(WRITTEN INSTRUCTION): Retype the records below word for word and omit any image.

[Saved data entries]
——————

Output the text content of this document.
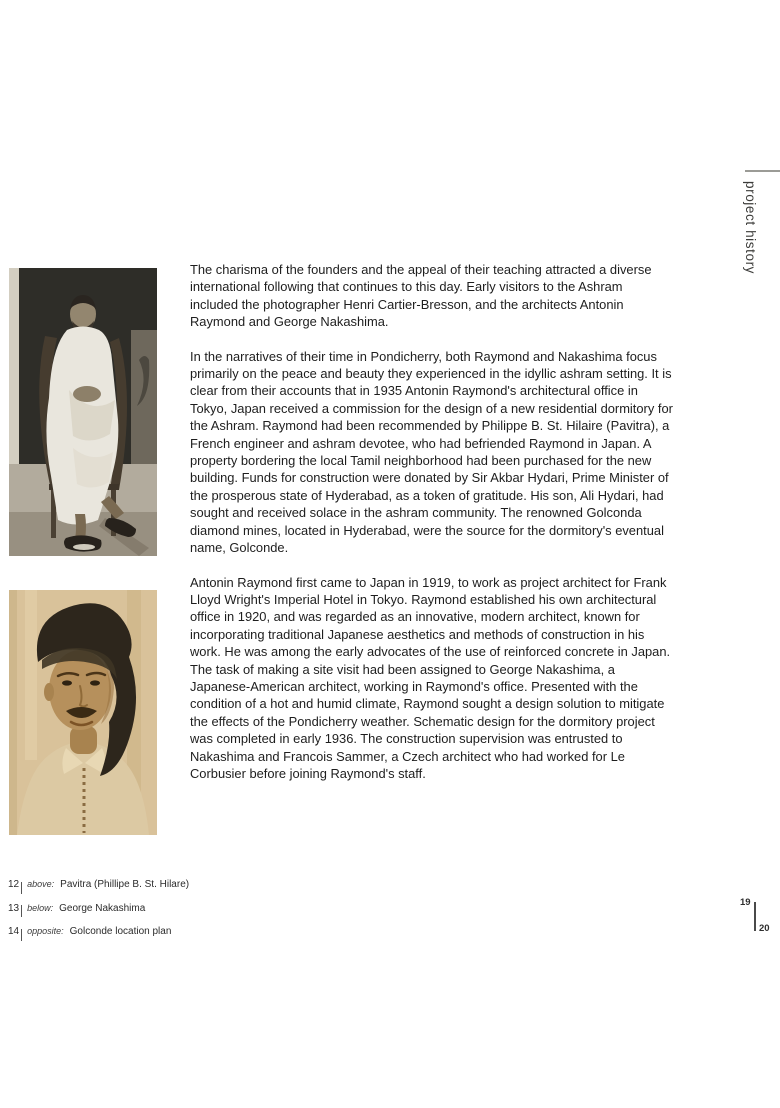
project history

The charisma of the founders and the appeal of their teaching attracted a diverse international following that continues to this day. Early visitors to the Ashram included the photographer Henri Cartier-Bresson, and the architects Antonin Raymond and George Nakashima.

In the narratives of their time in Pondicherry, both Raymond and Nakashima focus primarily on the peace and beauty they experienced in the idyllic ashram setting. It is clear from their accounts that in 1935 Antonin Raymond's architectural office in Tokyo, Japan received a commission for the design of a new residential dormitory for the Ashram. Raymond had been recommended by Philippe B. St. Hilaire (Pavitra), a French engineer and ashram devotee, who had befriended Raymond in Japan. A property bordering the local Tamil neighborhood had been purchased for the new building. Funds for construction were donated by Sir Akbar Hydari, Prime Minister of the prosperous state of Hyderabad, as a token of gratitude. His son, Ali Hydari, had sought and received solace in the ashram community. The renowned Golconda diamond mines, located in Hyderabad, were the source for the dormitory's eventual name, Golconde.

Antonin Raymond first came to Japan in 1919, to work as project architect for Frank Lloyd Wright's Imperial Hotel in Tokyo. Raymond established his own architectural office in 1920, and was regarded as an innovative, modern architect, known for incorporating traditional Japanese aesthetics and methods of construction in his work. He was among the early advocates of the use of reinforced concrete in Japan. The task of making a site visit had been assigned to George Nakashima, a Japanese-American architect, working in Raymond's office. Presented with the condition of a hot and humid climate, Raymond sought a design solution to mitigate the effects of the Pondicherry weather. Schematic design for the dormitory project was completed in early 1936. The construction supervision was entrusted to Nakashima and Francois Sammer, a Czech architect who had worked for Le Corbusier before joining Raymond's staff.

12 above: Pavitra (Phillipe B. St. Hilare)
13 below: George Nakashima
14 opposite: Golconde location plan
19
20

——————

(THE OUTPUT):
Output the text content of this document.
project history

The charisma of the founders and the appeal of their teaching attracted a diverse international following that continues to this day. Early visitors to the Ashram included the photographer Henri Cartier-Bresson, and the architects Antonin Raymond and George Nakashima.

In the narratives of their time in Pondicherry, both Raymond and Nakashima focus primarily on the peace and beauty they experienced in the idyllic ashram setting. It is clear from their accounts that in 1935 Antonin Raymond's architectural office in Tokyo, Japan received a commission for the design of a new residential dormitory for the Ashram. Raymond had been recommended by Philippe B. St. Hilaire (Pavitra), a French engineer and ashram devotee, who had befriended Raymond in Japan. A property bordering the local Tamil neighborhood had been purchased for the new building. Funds for construction were donated by Sir Akbar Hydari, Prime Minister of the prosperous state of Hyderabad, as a token of gratitude. His son, Ali Hydari, had sought and received solace in the ashram community. The renowned Golconda diamond mines, located in Hyderabad, were the source for the dormitory's eventual name, Golconde.

Antonin Raymond first came to Japan in 1919, to work as project architect for Frank Lloyd Wright's Imperial Hotel in Tokyo. Raymond established his own architectural office in 1920, and was regarded as an innovative, modern architect, known for incorporating traditional Japanese aesthetics and methods of construction in his work. He was among the early advocates of the use of reinforced concrete in Japan. The task of making a site visit had been assigned to George Nakashima, a Japanese-American architect, working in Raymond's office. Presented with the condition of a hot and humid climate, Raymond sought a design solution to mitigate the effects of the Pondicherry weather. Schematic design for the dormitory project was completed in early 1936. The construction supervision was entrusted to Nakashima and Francois Sammer, a Czech architect who had worked for Le Corbusier before joining Raymond's staff.

12 above: Pavitra (Phillipe B. St. Hilare)
13 below: George Nakashima
14 opposite: Golconde location plan
19
20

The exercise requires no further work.